#### [Supplied data]
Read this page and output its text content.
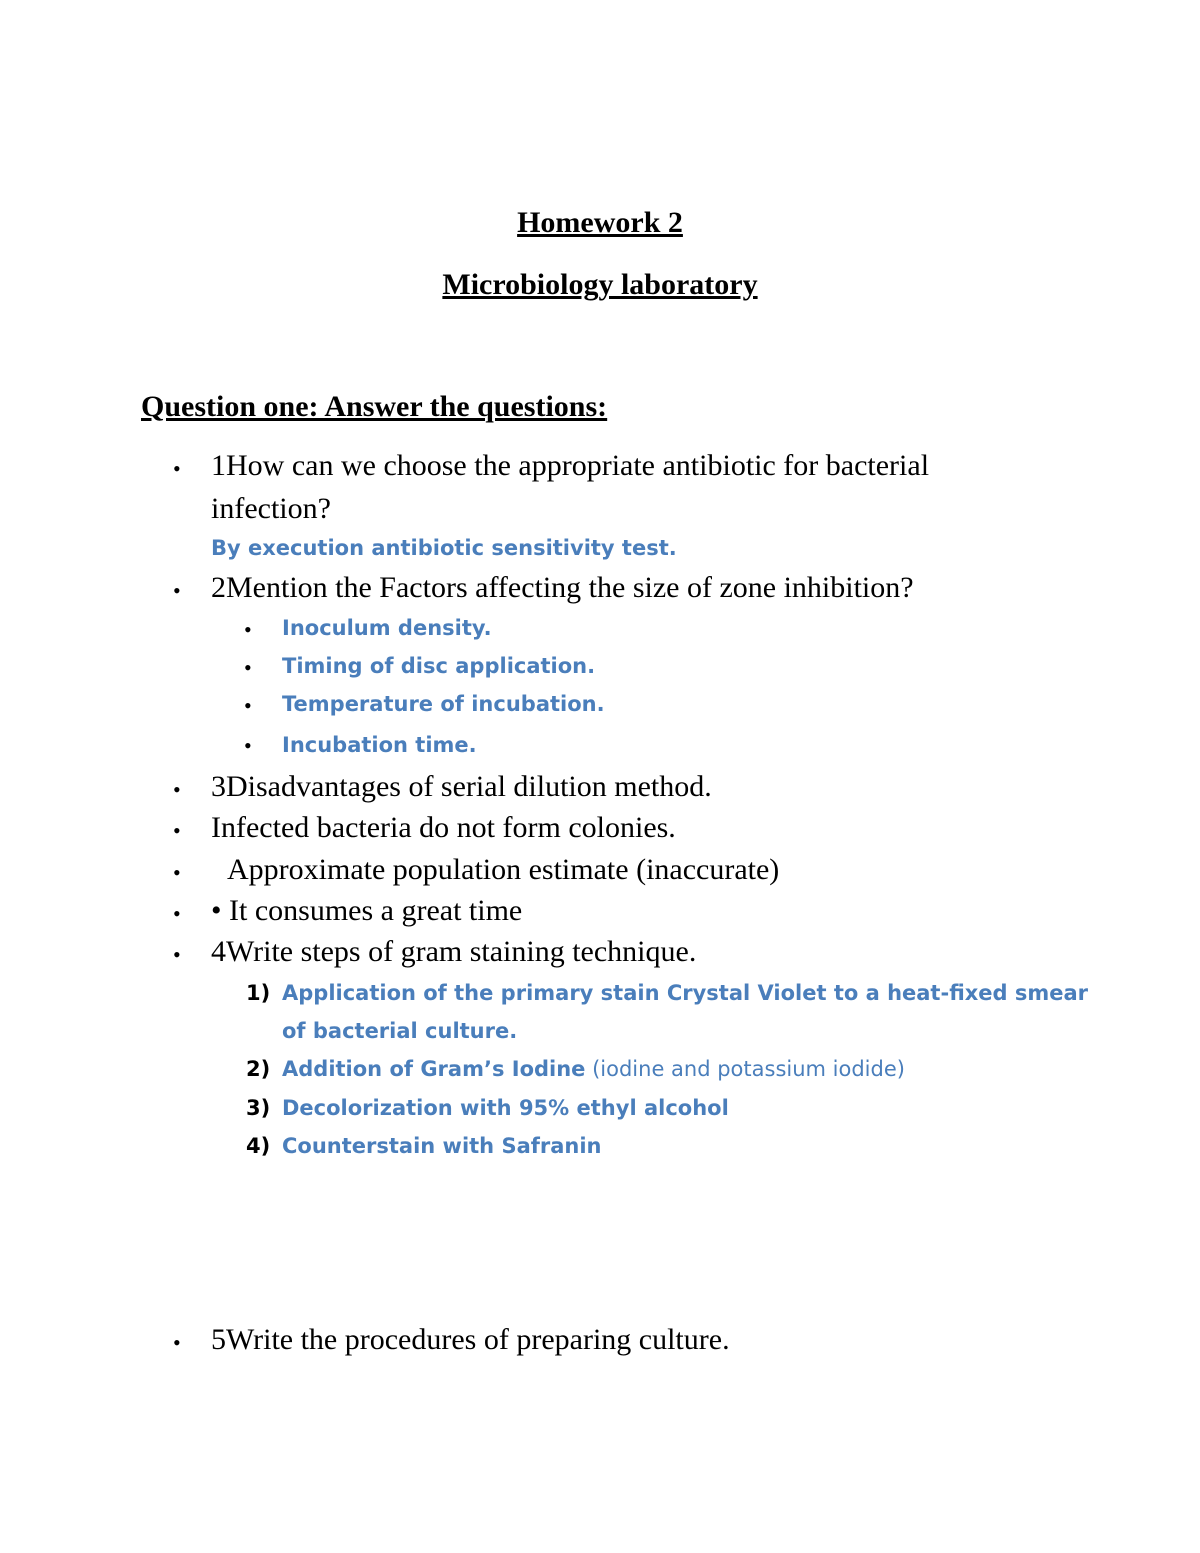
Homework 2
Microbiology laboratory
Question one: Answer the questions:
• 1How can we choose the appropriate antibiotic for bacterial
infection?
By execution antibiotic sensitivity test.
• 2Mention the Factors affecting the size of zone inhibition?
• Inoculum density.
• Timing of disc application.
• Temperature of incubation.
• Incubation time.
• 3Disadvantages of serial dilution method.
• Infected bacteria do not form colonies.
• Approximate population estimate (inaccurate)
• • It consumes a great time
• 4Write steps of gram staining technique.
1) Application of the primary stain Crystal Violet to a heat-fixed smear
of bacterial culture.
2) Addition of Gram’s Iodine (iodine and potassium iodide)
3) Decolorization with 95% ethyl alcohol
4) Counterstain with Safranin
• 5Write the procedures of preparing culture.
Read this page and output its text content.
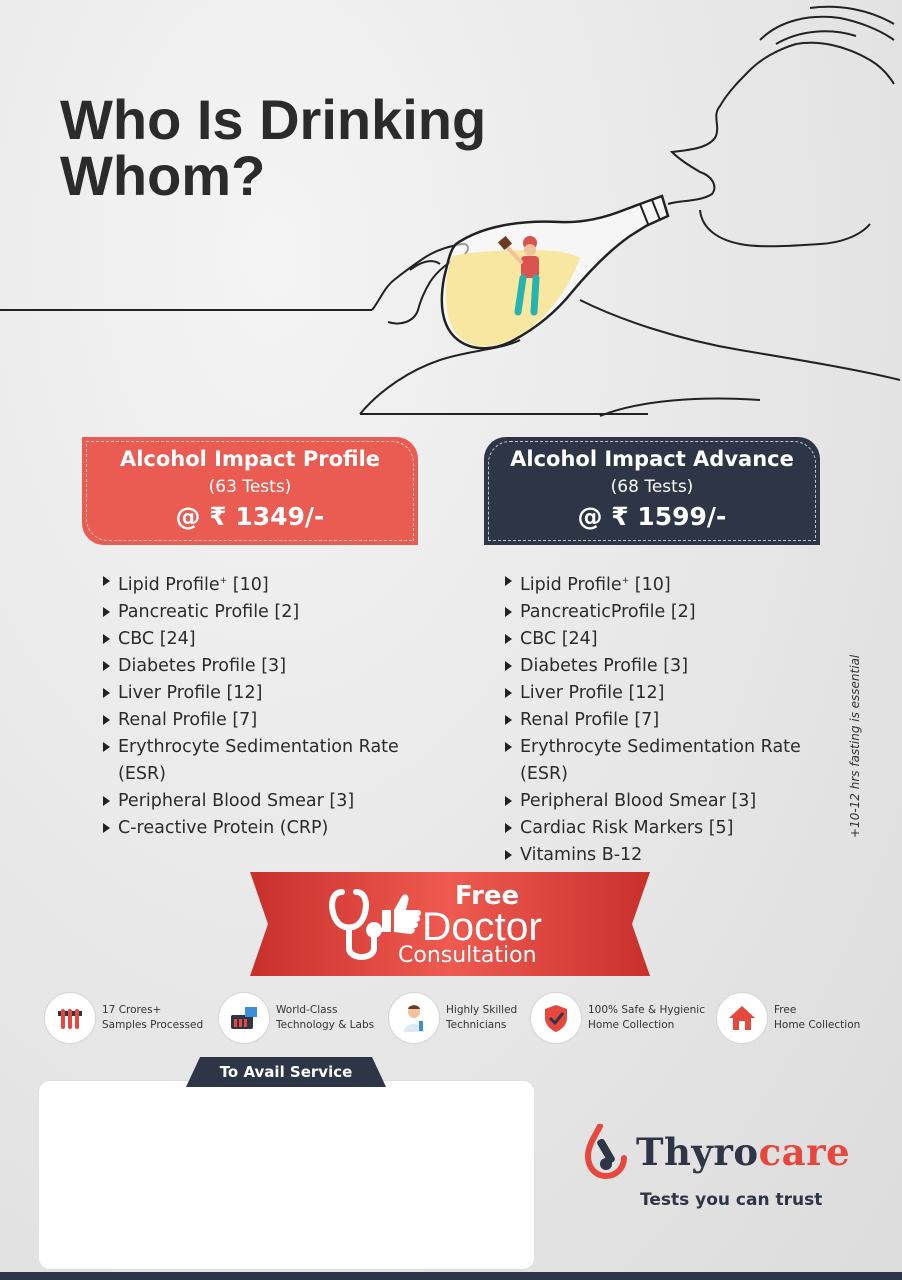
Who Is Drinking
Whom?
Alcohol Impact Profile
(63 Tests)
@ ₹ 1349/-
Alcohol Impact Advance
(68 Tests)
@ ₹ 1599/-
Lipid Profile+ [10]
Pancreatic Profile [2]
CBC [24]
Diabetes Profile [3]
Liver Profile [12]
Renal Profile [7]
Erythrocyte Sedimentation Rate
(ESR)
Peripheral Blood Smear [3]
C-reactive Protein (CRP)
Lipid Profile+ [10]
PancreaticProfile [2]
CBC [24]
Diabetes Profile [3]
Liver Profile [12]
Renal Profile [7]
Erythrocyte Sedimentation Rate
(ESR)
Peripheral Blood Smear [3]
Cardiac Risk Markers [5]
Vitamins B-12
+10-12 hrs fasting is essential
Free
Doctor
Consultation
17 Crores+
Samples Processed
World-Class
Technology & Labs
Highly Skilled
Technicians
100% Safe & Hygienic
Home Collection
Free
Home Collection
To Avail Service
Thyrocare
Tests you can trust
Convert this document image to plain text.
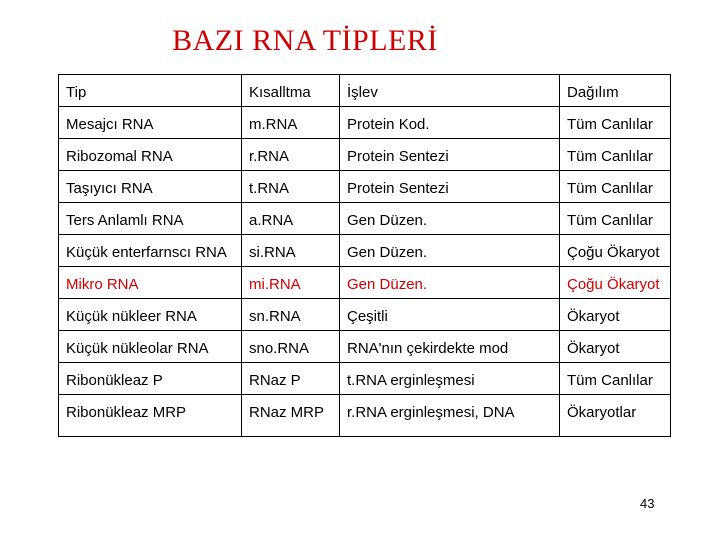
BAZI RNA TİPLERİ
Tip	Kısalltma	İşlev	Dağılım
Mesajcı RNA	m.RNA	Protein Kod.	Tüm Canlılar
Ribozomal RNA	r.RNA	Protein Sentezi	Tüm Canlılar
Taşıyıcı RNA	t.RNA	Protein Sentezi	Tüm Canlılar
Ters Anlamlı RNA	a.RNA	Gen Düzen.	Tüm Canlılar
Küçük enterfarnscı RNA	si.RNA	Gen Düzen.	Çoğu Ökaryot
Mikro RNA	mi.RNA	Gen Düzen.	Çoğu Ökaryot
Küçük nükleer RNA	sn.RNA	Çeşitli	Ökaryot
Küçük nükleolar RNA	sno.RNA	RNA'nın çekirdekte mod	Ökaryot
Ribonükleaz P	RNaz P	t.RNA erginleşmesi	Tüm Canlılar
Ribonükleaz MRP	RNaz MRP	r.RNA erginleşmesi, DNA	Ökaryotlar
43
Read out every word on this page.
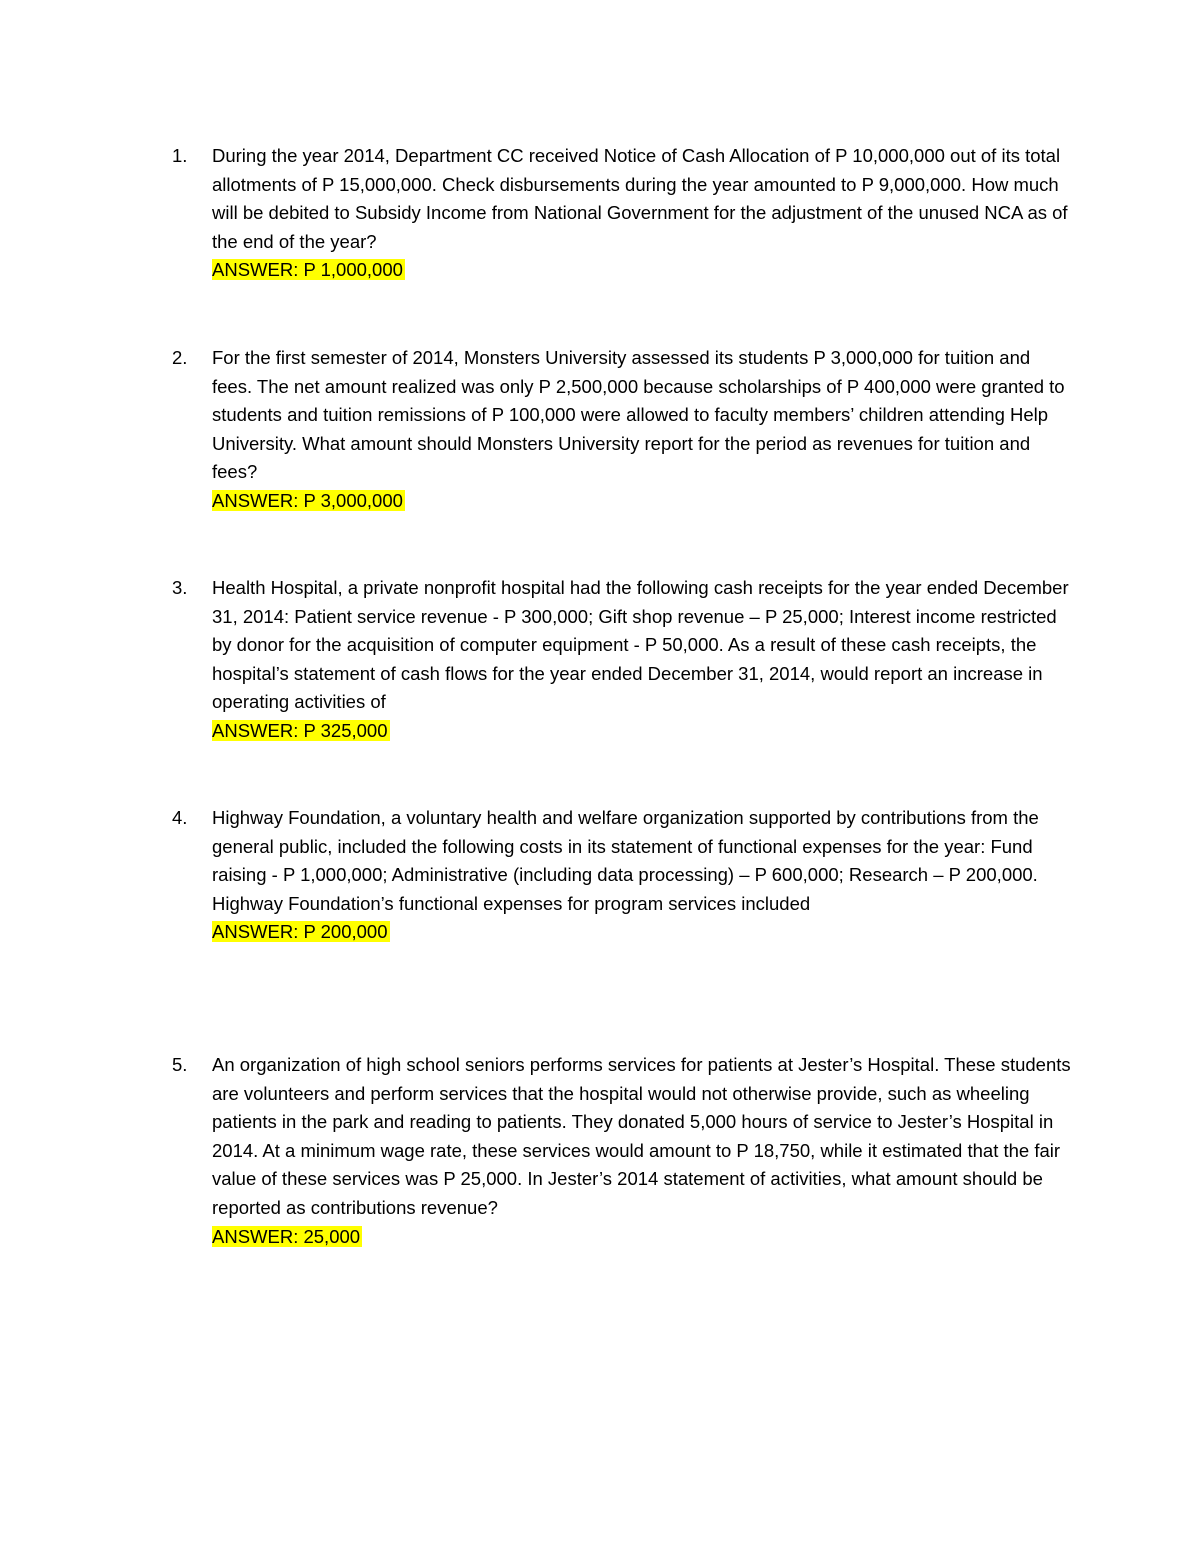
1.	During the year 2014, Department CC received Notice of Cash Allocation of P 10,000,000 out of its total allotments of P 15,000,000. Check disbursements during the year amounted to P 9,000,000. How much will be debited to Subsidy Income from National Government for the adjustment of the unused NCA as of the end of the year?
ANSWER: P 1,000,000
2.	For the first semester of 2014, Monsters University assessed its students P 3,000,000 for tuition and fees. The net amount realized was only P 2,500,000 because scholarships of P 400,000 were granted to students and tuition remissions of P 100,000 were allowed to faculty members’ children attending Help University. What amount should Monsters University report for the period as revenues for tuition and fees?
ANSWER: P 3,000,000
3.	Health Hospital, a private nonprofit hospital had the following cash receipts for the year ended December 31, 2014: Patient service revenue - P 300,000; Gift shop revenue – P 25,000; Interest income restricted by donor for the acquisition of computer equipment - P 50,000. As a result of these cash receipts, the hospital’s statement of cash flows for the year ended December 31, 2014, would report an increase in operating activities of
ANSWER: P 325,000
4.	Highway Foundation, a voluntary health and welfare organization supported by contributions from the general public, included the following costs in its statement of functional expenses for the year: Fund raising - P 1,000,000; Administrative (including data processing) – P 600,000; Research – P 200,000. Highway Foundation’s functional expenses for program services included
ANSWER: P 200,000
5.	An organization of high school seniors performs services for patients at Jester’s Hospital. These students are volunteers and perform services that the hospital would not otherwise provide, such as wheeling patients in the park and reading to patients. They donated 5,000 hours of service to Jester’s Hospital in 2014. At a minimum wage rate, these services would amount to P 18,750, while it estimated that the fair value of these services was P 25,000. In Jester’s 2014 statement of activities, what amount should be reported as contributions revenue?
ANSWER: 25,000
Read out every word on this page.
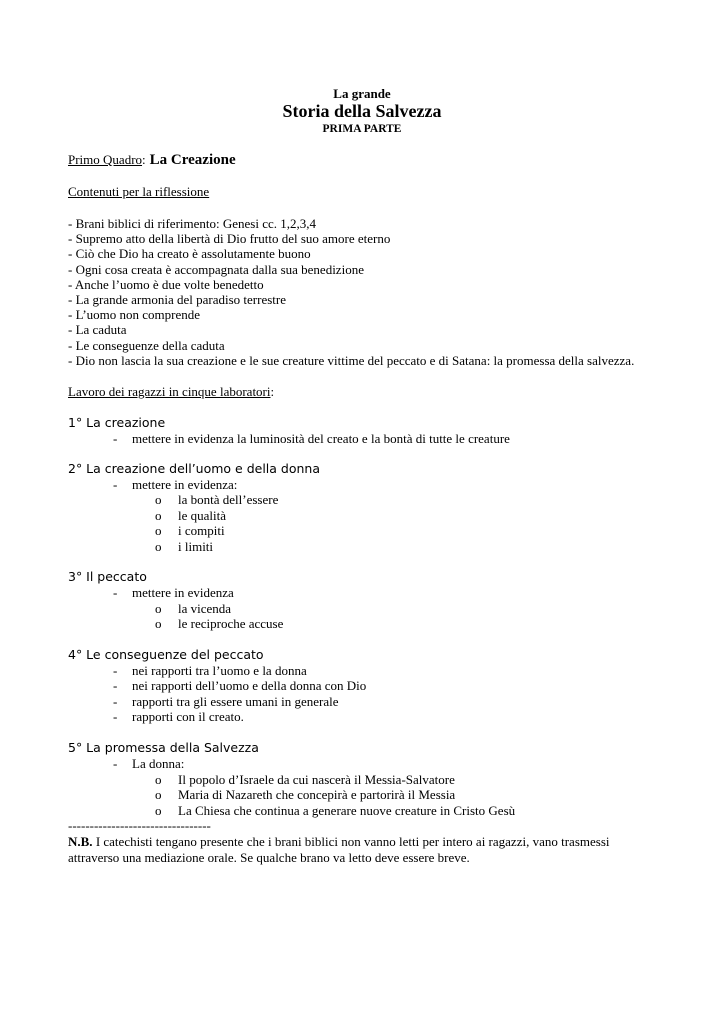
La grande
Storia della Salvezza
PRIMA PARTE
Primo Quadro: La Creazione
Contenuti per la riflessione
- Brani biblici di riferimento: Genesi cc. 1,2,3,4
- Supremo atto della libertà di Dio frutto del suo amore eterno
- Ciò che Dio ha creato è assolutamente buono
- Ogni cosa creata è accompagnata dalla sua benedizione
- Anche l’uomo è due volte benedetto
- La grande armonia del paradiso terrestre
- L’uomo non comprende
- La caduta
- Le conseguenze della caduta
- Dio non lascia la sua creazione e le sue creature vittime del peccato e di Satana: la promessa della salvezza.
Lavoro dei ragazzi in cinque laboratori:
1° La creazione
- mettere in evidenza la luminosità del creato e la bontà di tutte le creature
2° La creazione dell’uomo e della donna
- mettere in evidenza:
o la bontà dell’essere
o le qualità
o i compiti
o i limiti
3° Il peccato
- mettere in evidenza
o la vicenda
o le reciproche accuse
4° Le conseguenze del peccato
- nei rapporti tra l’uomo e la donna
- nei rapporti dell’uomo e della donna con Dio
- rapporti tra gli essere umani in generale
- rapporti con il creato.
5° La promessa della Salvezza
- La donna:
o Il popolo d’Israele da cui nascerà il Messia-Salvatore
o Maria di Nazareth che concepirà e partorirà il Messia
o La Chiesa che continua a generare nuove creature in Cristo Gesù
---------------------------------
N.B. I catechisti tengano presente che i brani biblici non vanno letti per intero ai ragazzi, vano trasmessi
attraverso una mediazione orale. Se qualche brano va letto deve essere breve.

#### [Work to be completed]
Please state how many lines of the listing above hold "Tests", giving the number and nothing else.

#### [Task response]
3